- _Problem_
Below are the records. List every line holding the word "JSON".

- _Entries supplied_
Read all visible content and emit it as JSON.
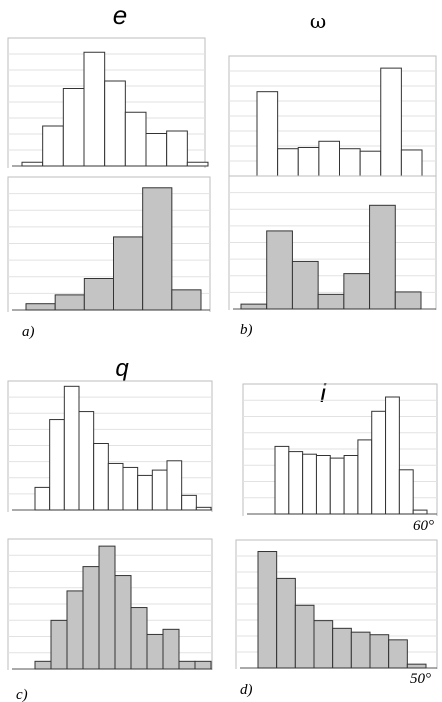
{
  "panel_labels": {
    "a": "a)",
    "b": "b)",
    "c": "c)",
    "d": "d)"
  },
  "titles": {
    "a": "e",
    "b": "ω",
    "c": "q",
    "d": "i"
  },
  "axis_notes": {
    "c_top": "60°",
    "d_bottom": "50°"
  },
  "colors": {
    "outline": "#333333",
    "gray_fill": "#c4c4c4",
    "white_fill": "#ffffff",
    "grid": "#e2e2e2",
    "frame": "#bdbdbd"
  },
  "chart_data": [
    {
      "id": "a-top",
      "type": "bar",
      "fill": "white",
      "ylim": [
        0,
        1
      ],
      "values": [
        0.03,
        0.32,
        0.62,
        0.91,
        0.68,
        0.43,
        0.26,
        0.28,
        0.03
      ]
    },
    {
      "id": "a-bottom",
      "type": "bar",
      "fill": "gray",
      "ylim": [
        0,
        1
      ],
      "values": [
        0.05,
        0.12,
        0.25,
        0.58,
        0.97,
        0.16
      ]
    },
    {
      "id": "b-top",
      "type": "bar",
      "fill": "white",
      "ylim": [
        0,
        1
      ],
      "values": [
        0.68,
        0.22,
        0.23,
        0.28,
        0.22,
        0.2,
        0.87,
        0.21
      ]
    },
    {
      "id": "b-bottom",
      "type": "bar",
      "fill": "gray",
      "ylim": [
        0,
        1
      ],
      "values": [
        0.04,
        0.64,
        0.39,
        0.12,
        0.29,
        0.85,
        0.14
      ]
    },
    {
      "id": "c-top",
      "type": "bar",
      "fill": "white",
      "ylim": [
        0,
        1
      ],
      "values": [
        0.17,
        0.68,
        0.93,
        0.74,
        0.5,
        0.35,
        0.32,
        0.26,
        0.3,
        0.37,
        0.11,
        0.02
      ]
    },
    {
      "id": "c-bottom",
      "type": "bar",
      "fill": "gray",
      "ylim": [
        0,
        1
      ],
      "values": [
        0.06,
        0.38,
        0.61,
        0.8,
        0.96,
        0.73,
        0.48,
        0.27,
        0.31,
        0.06,
        0.06
      ]
    },
    {
      "id": "d-top",
      "type": "bar",
      "fill": "white",
      "ylim": [
        0,
        1
      ],
      "values": [
        0.52,
        0.48,
        0.46,
        0.45,
        0.43,
        0.45,
        0.57,
        0.79,
        0.9,
        0.34,
        0.03
      ]
    },
    {
      "id": "d-bottom",
      "type": "bar",
      "fill": "gray",
      "ylim": [
        0,
        1
      ],
      "values": [
        0.91,
        0.7,
        0.49,
        0.37,
        0.31,
        0.28,
        0.26,
        0.22,
        0.03
      ]
    }
  ]
}
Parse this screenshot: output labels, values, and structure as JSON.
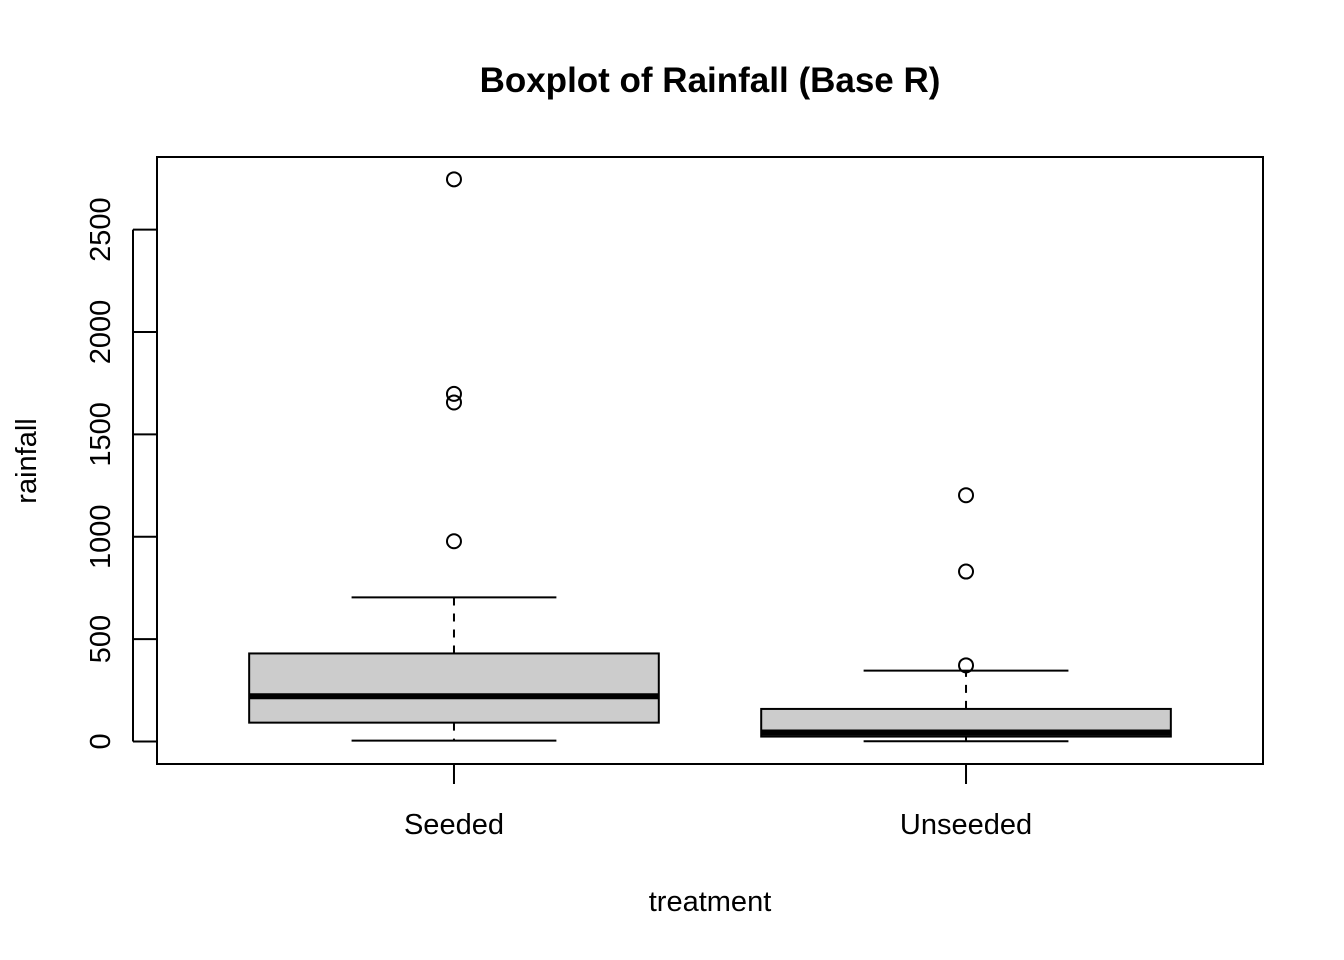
{
  "chart_data": {
    "type": "boxplot",
    "title": "Boxplot of Rainfall (Base R)",
    "xlabel": "treatment",
    "ylabel": "rainfall",
    "categories": [
      "Seeded",
      "Unseeded"
    ],
    "ylim": [
      -110,
      2855
    ],
    "yticks": [
      0,
      500,
      1000,
      1500,
      2000,
      2500
    ],
    "ytick_labels": [
      "0",
      "500",
      "1000",
      "1500",
      "2000",
      "2500"
    ],
    "grid": false,
    "legend": "none",
    "box_fill": "#cccccc",
    "line_color": "#000000",
    "boxes": [
      {
        "category": "Seeded",
        "whisker_low": 4,
        "q1": 92,
        "median": 221,
        "q3": 430,
        "whisker_high": 704,
        "outliers": [
          978,
          1656,
          1698,
          2746
        ]
      },
      {
        "category": "Unseeded",
        "whisker_low": 1,
        "q1": 24,
        "median": 44,
        "q3": 159,
        "whisker_high": 346,
        "outliers": [
          372,
          830,
          1203
        ]
      }
    ]
  }
}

- _Task solution_
Read all visible content and emit it as JSON.
Parse this screenshot: output labels, values, and structure as JSON.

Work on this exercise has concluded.